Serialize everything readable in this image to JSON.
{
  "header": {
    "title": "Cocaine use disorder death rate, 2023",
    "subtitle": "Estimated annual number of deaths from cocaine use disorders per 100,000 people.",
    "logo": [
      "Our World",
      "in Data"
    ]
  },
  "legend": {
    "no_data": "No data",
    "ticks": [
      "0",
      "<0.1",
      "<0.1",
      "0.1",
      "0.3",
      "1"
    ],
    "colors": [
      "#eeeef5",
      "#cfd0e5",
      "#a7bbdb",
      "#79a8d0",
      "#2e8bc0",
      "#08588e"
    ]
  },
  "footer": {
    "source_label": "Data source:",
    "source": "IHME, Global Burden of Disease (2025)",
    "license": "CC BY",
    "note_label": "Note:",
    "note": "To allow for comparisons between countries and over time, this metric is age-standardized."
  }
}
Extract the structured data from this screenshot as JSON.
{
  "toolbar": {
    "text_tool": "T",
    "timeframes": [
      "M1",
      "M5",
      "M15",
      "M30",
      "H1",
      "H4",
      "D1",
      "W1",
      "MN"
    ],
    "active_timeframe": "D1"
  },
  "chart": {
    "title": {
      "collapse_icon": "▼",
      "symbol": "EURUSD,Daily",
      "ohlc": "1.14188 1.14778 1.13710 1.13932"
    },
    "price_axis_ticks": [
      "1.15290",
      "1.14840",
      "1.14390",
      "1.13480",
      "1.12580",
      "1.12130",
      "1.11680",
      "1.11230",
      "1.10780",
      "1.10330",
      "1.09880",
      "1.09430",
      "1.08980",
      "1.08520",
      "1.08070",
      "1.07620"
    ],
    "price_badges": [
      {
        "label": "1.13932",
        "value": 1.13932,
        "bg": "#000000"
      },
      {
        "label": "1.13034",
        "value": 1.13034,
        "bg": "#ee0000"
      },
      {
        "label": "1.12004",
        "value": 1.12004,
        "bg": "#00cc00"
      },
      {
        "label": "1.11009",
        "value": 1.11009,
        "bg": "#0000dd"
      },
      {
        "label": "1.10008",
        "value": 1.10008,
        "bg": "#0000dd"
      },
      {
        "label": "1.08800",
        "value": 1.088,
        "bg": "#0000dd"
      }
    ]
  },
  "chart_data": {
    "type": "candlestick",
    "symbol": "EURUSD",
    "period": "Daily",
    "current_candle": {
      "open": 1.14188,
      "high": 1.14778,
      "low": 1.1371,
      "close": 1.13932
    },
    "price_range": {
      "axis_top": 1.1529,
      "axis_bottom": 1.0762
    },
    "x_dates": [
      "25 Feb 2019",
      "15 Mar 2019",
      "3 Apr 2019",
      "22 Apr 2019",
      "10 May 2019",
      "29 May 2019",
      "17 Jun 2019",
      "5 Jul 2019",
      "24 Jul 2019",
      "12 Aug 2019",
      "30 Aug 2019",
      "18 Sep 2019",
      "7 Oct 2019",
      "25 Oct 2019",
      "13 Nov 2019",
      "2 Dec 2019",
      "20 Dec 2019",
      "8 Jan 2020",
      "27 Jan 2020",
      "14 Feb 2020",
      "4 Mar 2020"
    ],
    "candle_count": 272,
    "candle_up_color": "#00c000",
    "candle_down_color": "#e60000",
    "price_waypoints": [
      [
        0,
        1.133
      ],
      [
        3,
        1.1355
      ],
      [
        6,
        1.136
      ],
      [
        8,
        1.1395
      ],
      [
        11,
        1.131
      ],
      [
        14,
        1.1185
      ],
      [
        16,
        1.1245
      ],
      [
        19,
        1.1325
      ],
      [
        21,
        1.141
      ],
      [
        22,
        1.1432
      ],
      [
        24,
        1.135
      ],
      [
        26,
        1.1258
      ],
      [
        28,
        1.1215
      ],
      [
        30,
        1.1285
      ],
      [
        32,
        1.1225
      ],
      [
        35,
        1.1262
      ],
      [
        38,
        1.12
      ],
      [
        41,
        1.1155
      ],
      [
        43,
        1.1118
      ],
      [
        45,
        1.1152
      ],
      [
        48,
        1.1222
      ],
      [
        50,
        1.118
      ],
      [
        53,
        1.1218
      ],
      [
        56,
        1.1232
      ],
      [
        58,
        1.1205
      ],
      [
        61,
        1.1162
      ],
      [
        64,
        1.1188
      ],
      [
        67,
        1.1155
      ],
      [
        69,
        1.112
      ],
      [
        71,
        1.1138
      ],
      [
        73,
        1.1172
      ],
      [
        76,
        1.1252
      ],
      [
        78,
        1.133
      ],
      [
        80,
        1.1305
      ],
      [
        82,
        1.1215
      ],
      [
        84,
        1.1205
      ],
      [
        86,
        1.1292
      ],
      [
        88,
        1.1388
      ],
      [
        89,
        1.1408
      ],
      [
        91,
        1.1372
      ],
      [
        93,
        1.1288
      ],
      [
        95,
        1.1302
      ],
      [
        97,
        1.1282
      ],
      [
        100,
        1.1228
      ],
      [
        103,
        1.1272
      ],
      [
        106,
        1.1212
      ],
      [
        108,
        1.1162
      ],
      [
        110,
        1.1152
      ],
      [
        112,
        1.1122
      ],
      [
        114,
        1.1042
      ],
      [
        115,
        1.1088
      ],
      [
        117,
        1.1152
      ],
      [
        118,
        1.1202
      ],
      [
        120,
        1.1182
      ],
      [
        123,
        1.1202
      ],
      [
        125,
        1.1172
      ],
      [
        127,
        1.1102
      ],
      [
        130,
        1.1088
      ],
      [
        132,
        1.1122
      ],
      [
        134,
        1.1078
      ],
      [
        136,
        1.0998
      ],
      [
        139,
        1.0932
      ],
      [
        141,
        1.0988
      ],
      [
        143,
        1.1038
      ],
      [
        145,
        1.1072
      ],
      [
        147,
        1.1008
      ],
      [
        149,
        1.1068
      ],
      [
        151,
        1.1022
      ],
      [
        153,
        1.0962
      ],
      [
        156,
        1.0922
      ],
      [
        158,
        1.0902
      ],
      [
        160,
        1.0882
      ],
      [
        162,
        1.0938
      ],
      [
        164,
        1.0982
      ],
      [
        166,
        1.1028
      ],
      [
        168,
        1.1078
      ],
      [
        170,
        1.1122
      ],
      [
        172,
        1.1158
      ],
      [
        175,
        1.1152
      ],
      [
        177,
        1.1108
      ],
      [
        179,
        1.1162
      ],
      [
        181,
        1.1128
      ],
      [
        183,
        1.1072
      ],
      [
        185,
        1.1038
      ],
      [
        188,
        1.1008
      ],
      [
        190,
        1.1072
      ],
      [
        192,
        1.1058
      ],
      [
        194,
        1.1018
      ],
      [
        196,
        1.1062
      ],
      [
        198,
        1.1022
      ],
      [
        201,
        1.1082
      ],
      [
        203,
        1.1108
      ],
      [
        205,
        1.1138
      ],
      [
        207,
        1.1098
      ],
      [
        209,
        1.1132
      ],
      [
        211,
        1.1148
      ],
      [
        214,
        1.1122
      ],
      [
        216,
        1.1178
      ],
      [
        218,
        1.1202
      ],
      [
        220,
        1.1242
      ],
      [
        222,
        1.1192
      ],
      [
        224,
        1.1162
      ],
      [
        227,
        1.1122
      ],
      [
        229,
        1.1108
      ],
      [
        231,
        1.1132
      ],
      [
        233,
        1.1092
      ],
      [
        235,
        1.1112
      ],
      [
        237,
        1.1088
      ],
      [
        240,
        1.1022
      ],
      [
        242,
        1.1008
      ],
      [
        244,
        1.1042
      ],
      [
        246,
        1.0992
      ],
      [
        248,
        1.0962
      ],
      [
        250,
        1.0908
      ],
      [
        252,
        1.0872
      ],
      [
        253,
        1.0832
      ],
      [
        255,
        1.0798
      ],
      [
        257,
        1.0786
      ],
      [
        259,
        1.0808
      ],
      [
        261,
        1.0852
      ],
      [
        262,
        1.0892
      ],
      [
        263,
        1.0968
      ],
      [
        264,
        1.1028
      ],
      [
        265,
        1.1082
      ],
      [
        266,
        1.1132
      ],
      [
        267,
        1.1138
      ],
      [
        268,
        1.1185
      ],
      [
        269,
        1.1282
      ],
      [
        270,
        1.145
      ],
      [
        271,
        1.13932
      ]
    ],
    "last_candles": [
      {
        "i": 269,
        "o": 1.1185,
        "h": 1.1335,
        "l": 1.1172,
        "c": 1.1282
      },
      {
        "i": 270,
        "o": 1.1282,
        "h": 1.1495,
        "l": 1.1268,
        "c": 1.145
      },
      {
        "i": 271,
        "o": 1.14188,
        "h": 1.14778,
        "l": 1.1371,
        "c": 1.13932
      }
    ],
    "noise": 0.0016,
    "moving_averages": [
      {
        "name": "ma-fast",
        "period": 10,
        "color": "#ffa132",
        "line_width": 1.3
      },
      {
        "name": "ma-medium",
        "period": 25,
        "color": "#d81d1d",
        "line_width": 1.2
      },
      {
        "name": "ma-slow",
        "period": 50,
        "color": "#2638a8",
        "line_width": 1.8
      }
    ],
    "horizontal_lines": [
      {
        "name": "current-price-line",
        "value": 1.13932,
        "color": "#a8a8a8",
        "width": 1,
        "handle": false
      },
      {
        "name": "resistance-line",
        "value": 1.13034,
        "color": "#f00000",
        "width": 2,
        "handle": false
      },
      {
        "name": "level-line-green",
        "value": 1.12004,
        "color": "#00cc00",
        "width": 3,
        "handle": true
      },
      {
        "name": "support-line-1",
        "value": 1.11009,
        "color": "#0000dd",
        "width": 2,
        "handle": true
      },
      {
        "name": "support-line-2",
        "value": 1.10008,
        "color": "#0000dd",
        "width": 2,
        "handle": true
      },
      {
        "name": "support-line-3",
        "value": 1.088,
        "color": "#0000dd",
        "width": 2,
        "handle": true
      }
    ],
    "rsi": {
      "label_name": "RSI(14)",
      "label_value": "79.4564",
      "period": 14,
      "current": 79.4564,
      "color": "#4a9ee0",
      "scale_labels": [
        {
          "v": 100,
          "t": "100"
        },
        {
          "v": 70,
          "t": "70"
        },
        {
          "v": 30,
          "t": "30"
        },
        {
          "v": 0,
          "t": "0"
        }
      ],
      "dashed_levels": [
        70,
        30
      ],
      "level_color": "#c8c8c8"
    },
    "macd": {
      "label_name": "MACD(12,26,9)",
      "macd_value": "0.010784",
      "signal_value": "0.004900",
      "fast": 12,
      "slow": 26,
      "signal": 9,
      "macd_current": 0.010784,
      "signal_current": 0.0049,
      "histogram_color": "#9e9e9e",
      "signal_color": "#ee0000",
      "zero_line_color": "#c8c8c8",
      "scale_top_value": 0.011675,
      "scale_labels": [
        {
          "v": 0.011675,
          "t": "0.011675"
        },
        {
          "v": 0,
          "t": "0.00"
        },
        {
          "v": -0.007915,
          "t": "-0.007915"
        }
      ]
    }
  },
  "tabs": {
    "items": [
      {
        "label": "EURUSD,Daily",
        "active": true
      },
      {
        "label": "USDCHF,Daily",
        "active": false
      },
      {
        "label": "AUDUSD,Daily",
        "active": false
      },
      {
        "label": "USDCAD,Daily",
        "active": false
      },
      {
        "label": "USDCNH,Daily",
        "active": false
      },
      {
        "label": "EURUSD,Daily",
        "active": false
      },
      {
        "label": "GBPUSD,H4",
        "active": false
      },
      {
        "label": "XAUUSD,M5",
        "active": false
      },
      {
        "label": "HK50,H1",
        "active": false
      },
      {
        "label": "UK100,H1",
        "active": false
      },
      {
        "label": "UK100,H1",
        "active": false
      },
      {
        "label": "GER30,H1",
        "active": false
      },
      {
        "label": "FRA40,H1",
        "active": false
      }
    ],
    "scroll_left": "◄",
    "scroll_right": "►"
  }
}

= = = = = = =

_Aim_: Lines holding the word "EURUSD" in the entries above are the ones to pull out. Copy them all.

_Result below_:
      "symbol": "EURUSD,Daily",
    "symbol": "EURUSD",
        "label": "EURUSD,Daily",
        "label": "EURUSD,Daily",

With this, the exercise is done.